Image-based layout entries
- - - -

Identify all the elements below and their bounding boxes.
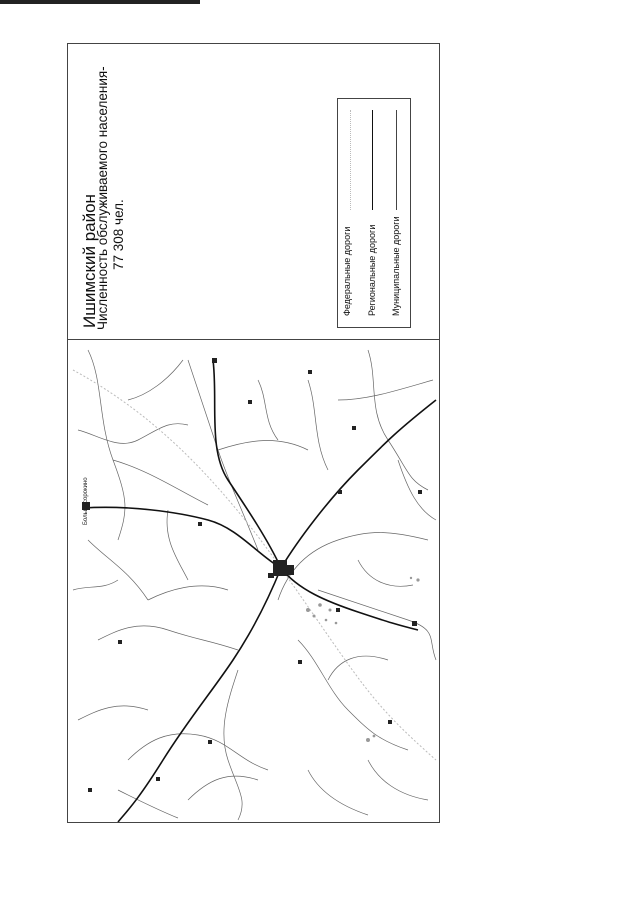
district-map[interactable] [68, 340, 439, 822]
water-bodies [306, 577, 420, 742]
legend-swatch-municipal [396, 110, 397, 210]
population-label: Численность обслуживаемого населения- [95, 66, 110, 330]
legend-label-regional: Региональные дороги [367, 224, 377, 316]
legend-swatch-regional [372, 110, 373, 210]
legend-swatch-federal [350, 110, 352, 210]
legend-label-municipal: Муниципальные дороги [391, 216, 401, 316]
legend-label-federal: Федеральные дороги [342, 226, 352, 316]
population-value: 77 308 чел. [111, 199, 126, 270]
municipal-roads [73, 350, 436, 820]
settlements [82, 358, 422, 792]
place-label-bolshesorokino: Большесорокино [83, 477, 89, 525]
district-title: Ишимский район [80, 194, 99, 328]
road-network [68, 340, 439, 822]
scan-artifact [0, 0, 200, 4]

- - - -

Copy out every line of the records above without alteration, leaving the pictures out of your answer.

Identify all the elements below and their bounding boxes.
district-map[interactable] [68, 340, 439, 822]
water-bodies [306, 577, 420, 742]
legend-swatch-municipal [396, 110, 397, 210]
population-label: Численность обслуживаемого населения- [95, 66, 110, 330]
legend-label-regional: Региональные дороги [367, 224, 377, 316]
legend-swatch-regional [372, 110, 373, 210]
legend-swatch-federal [350, 110, 352, 210]
legend-label-municipal: Муниципальные дороги [391, 216, 401, 316]
legend-label-federal: Федеральные дороги [342, 226, 352, 316]
population-value: 77 308 чел. [111, 199, 126, 270]
municipal-roads [73, 350, 436, 820]
settlements [82, 358, 422, 792]
place-label-bolshesorokino: Большесорокино [83, 477, 89, 525]
district-title: Ишимский район [80, 194, 99, 328]
road-network [68, 340, 439, 822]
scan-artifact [0, 0, 200, 4]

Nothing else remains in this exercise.